▸ **Exercise description**: Put every line below into a JSON list of strings, one string per line, leaving out any blank lines.
··· Given data
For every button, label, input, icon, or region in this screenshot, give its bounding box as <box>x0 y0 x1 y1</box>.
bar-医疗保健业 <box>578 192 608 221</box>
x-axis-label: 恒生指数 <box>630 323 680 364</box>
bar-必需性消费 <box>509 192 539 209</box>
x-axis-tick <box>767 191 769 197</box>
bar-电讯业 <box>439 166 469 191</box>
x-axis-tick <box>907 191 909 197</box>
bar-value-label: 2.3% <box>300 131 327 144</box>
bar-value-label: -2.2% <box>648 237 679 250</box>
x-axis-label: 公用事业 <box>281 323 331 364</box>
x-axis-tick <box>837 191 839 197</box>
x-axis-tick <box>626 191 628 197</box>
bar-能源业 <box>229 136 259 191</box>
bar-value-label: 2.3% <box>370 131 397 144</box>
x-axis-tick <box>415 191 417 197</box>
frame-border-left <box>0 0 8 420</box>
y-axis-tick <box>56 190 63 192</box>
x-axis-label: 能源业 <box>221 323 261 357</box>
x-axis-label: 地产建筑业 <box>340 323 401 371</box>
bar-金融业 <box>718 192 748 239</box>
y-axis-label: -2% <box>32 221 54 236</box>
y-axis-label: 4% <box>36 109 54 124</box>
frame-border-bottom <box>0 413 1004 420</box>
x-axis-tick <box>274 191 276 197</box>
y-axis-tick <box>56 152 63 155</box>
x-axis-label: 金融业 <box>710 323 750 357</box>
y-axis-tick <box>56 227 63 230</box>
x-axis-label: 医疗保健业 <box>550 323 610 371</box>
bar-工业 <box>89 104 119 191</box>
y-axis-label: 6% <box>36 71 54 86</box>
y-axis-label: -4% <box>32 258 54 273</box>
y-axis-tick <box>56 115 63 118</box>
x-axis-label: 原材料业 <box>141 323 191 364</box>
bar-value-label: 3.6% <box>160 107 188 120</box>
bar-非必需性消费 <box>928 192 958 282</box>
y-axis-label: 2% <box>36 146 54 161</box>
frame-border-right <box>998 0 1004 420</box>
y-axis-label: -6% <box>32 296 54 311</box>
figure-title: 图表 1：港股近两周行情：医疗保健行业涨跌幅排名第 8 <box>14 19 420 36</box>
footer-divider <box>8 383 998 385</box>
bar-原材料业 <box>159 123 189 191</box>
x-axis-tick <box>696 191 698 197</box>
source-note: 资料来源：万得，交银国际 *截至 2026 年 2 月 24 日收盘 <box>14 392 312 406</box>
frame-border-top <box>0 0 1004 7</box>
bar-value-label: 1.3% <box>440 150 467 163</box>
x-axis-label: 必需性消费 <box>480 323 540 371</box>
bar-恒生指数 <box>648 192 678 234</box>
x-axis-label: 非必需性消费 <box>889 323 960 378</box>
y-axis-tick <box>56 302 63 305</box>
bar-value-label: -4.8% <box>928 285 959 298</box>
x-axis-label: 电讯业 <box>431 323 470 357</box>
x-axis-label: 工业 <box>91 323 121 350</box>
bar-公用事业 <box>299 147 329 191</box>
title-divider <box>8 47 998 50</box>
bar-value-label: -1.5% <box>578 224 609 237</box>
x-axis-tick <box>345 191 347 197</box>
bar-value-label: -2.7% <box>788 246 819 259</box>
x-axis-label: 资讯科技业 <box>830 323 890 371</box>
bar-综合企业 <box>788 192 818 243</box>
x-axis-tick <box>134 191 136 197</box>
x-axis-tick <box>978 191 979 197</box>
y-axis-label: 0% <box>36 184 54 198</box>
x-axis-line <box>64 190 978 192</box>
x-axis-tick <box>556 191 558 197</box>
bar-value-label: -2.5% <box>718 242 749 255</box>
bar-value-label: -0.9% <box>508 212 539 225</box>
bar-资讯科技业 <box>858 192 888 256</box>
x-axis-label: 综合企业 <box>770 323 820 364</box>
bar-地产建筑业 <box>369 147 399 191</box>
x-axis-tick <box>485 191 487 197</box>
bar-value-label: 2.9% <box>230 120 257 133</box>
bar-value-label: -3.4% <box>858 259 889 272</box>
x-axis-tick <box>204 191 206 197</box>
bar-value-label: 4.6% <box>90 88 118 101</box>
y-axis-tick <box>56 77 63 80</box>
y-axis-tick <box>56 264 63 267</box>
······
▸ **Worked solution**:
[
  "For every button, label, input, icon, or region in this screenshot, give its bounding box as <box>x0 y0 x1 y1</box>.",
  "bar-医疗保健业 <box>578 192 608 221</box>",
  "x-axis-label: 恒生指数 <box>630 323 680 364</box>",
  "bar-必需性消费 <box>509 192 539 209</box>",
  "x-axis-tick <box>767 191 769 197</box>",
  "bar-电讯业 <box>439 166 469 191</box>",
  "x-axis-tick <box>907 191 909 197</box>",
  "bar-value-label: 2.3% <box>300 131 327 144</box>",
  "bar-value-label: -2.2% <box>648 237 679 250</box>",
  "x-axis-label: 公用事业 <box>281 323 331 364</box>",
  "x-axis-tick <box>837 191 839 197</box>",
  "x-axis-tick <box>626 191 628 197</box>",
  "bar-能源业 <box>229 136 259 191</box>",
  "bar-value-label: 2.3% <box>370 131 397 144</box>",
  "x-axis-tick <box>415 191 417 197</box>",
  "frame-border-left <box>0 0 8 420</box>",
  "y-axis-tick <box>56 190 63 192</box>",
  "x-axis-label: 能源业 <box>221 323 261 357</box>",
  "x-axis-label: 地产建筑业 <box>340 323 401 371</box>",
  "bar-金融业 <box>718 192 748 239</box>",
  "y-axis-label: -2% <box>32 221 54 236</box>",
  "y-axis-label: 4% <box>36 109 54 124</box>",
  "frame-border-bottom <box>0 413 1004 420</box>",
  "x-axis-tick <box>274 191 276 197</box>",
  "y-axis-tick <box>56 152 63 155</box>",
  "x-axis-label: 金融业 <box>710 323 750 357</box>",
  "y-axis-tick <box>56 227 63 230</box>",
  "x-axis-label: 医疗保健业 <box>550 323 610 371</box>",
  "bar-工业 <box>89 104 119 191</box>",
  "y-axis-label: 6% <box>36 71 54 86</box>",
  "y-axis-label: -4% <box>32 258 54 273</box>",
  "y-axis-tick <box>56 115 63 118</box>",
  "x-axis-label: 原材料业 <box>141 323 191 364</box>",
  "bar-value-label: 3.6% <box>160 107 188 120</box>",
  "bar-非必需性消费 <box>928 192 958 282</box>",
  "y-axis-label: 2% <box>36 146 54 161</box>",
  "frame-border-right <box>998 0 1004 420</box>",
  "y-axis-label: -6% <box>32 296 54 311</box>",
  "figure-title: 图表 1：港股近两周行情：医疗保健行业涨跌幅排名第 8 <box>14 19 420 36</box>",
  "footer-divider <box>8 383 998 385</box>",
  "bar-原材料业 <box>159 123 189 191</box>",
  "x-axis-tick <box>696 191 698 197</box>",
  "source-note: 资料来源：万得，交银国际 *截至 2026 年 2 月 24 日收盘 <box>14 392 312 406</box>",
  "frame-border-top <box>0 0 1004 7</box>",
  "bar-value-label: 1.3% <box>440 150 467 163</box>",
  "x-axis-label: 必需性消费 <box>480 323 540 371</box>",
  "bar-恒生指数 <box>648 192 678 234</box>",
  "x-axis-label: 非必需性消费 <box>889 323 960 378</box>",
  "y-axis-tick <box>56 302 63 305</box>",
  "bar-value-label: -4.8% <box>928 285 959 298</box>",
  "x-axis-label: 电讯业 <box>431 323 470 357</box>",
  "x-axis-label: 工业 <box>91 323 121 350</box>",
  "bar-公用事业 <box>299 147 329 191</box>",
  "title-divider <box>8 47 998 50</box>",
  "bar-value-label: -1.5% <box>578 224 609 237</box>",
  "x-axis-tick <box>345 191 347 197</box>",
  "bar-value-label: -2.7% <box>788 246 819 259</box>",
  "x-axis-label: 资讯科技业 <box>830 323 890 371</box>",
  "bar-综合企业 <box>788 192 818 243</box>",
  "x-axis-tick <box>134 191 136 197</box>",
  "x-axis-tick <box>978 191 979 197</box>",
  "y-axis-label: 0% <box>36 184 54 198</box>",
  "x-axis-line <box>64 190 978 192</box>",
  "x-axis-tick <box>556 191 558 197</box>",
  "bar-value-label: -2.5% <box>718 242 749 255</box>",
  "bar-value-label: -0.9% <box>508 212 539 225</box>",
  "bar-资讯科技业 <box>858 192 888 256</box>",
  "x-axis-label: 综合企业 <box>770 323 820 364</box>",
  "bar-地产建筑业 <box>369 147 399 191</box>",
  "x-axis-tick <box>485 191 487 197</box>",
  "bar-value-label: 2.9% <box>230 120 257 133</box>",
  "bar-value-label: -3.4% <box>858 259 889 272</box>",
  "x-axis-tick <box>204 191 206 197</box>",
  "bar-value-label: 4.6% <box>90 88 118 101</box>",
  "y-axis-tick <box>56 77 63 80</box>",
  "y-axis-tick <box>56 264 63 267</box>"
]